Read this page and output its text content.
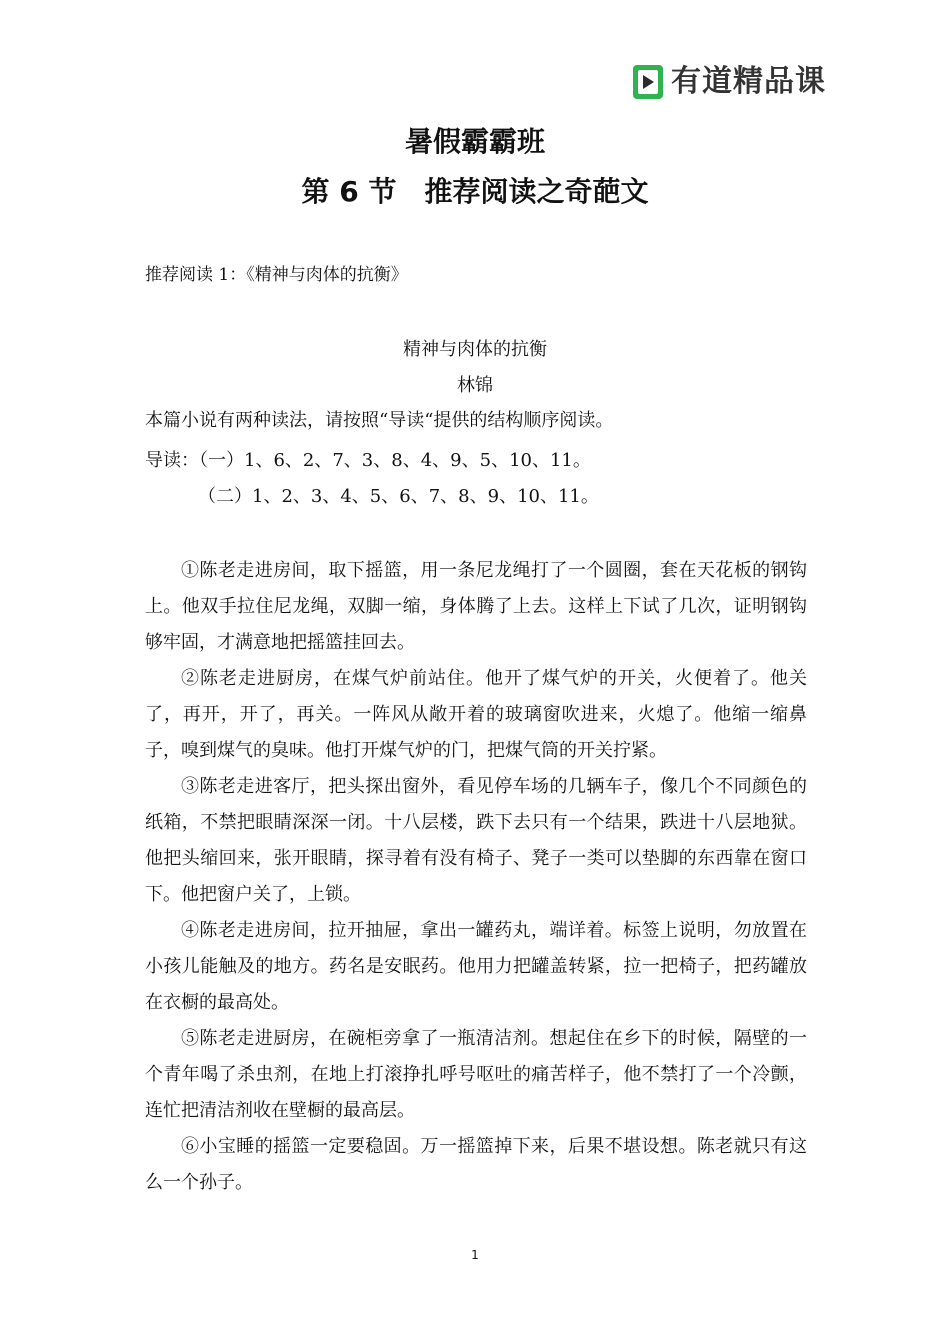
有道精品课
暑假霸霸班
第 6 节　推荐阅读之奇葩文
推荐阅读 1：《精神与肉体的抗衡》
精神与肉体的抗衡
林锦
本篇小说有两种读法，请按照“导读“提供的结构顺序阅读。
导读：（一）1、6、2、7、3、8、4、9、5、10、11。
（二）1、2、3、4、5、6、7、8、9、10、11。

①陈老走进房间，取下摇篮，用一条尼龙绳打了一个圆圈，套在天花板的钢钩上。他双手拉住尼龙绳，双脚一缩，身体腾了上去。这样上下试了几次，证明钢钩够牢固，才满意地把摇篮挂回去。

②陈老走进厨房，在煤气炉前站住。他开了煤气炉的开关，火便着了。他关了，再开，开了，再关。一阵风从敞开着的玻璃窗吹进来，火熄了。他缩一缩鼻子，嗅到煤气的臭味。他打开煤气炉的门，把煤气筒的开关拧紧。

③陈老走进客厅，把头探出窗外，看见停车场的几辆车子，像几个不同颜色的纸箱，不禁把眼睛深深一闭。十八层楼，跌下去只有一个结果，跌进十八层地狱。他把头缩回来，张开眼睛，探寻着有没有椅子、凳子一类可以垫脚的东西靠在窗口下。他把窗户关了，上锁。

④陈老走进房间，拉开抽屉，拿出一罐药丸，端详着。标签上说明，勿放置在小孩儿能触及的地方。药名是安眠药。他用力把罐盖转紧，拉一把椅子，把药罐放在衣橱的最高处。

⑤陈老走进厨房，在碗柜旁拿了一瓶清洁剂。想起住在乡下的时候，隔壁的一个青年喝了杀虫剂，在地上打滚挣扎呼号呕吐的痛苦样子，他不禁打了一个冷颤，连忙把清洁剂收在壁橱的最高层。

⑥小宝睡的摇篮一定要稳固。万一摇篮掉下来，后果不堪设想。陈老就只有这么一个孙子。

1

▸ **WHAT TO PRODUCE**: Return all of the data exactly as written, and drop the pictures.

▸ **ANSWER**:
Read this page and output its text content.
有道精品课
暑假霸霸班
第 6 节　推荐阅读之奇葩文
推荐阅读 1：《精神与肉体的抗衡》
精神与肉体的抗衡
林锦
本篇小说有两种读法，请按照“导读“提供的结构顺序阅读。
导读：（一）1、6、2、7、3、8、4、9、5、10、11。
（二）1、2、3、4、5、6、7、8、9、10、11。

①陈老走进房间，取下摇篮，用一条尼龙绳打了一个圆圈，套在天花板的钢钩上。他双手拉住尼龙绳，双脚一缩，身体腾了上去。这样上下试了几次，证明钢钩够牢固，才满意地把摇篮挂回去。

②陈老走进厨房，在煤气炉前站住。他开了煤气炉的开关，火便着了。他关了，再开，开了，再关。一阵风从敞开着的玻璃窗吹进来，火熄了。他缩一缩鼻子，嗅到煤气的臭味。他打开煤气炉的门，把煤气筒的开关拧紧。

③陈老走进客厅，把头探出窗外，看见停车场的几辆车子，像几个不同颜色的纸箱，不禁把眼睛深深一闭。十八层楼，跌下去只有一个结果，跌进十八层地狱。他把头缩回来，张开眼睛，探寻着有没有椅子、凳子一类可以垫脚的东西靠在窗口下。他把窗户关了，上锁。

④陈老走进房间，拉开抽屉，拿出一罐药丸，端详着。标签上说明，勿放置在小孩儿能触及的地方。药名是安眠药。他用力把罐盖转紧，拉一把椅子，把药罐放在衣橱的最高处。

⑤陈老走进厨房，在碗柜旁拿了一瓶清洁剂。想起住在乡下的时候，隔壁的一个青年喝了杀虫剂，在地上打滚挣扎呼号呕吐的痛苦样子，他不禁打了一个冷颤，连忙把清洁剂收在壁橱的最高层。

⑥小宝睡的摇篮一定要稳固。万一摇篮掉下来，后果不堪设想。陈老就只有这么一个孙子。

1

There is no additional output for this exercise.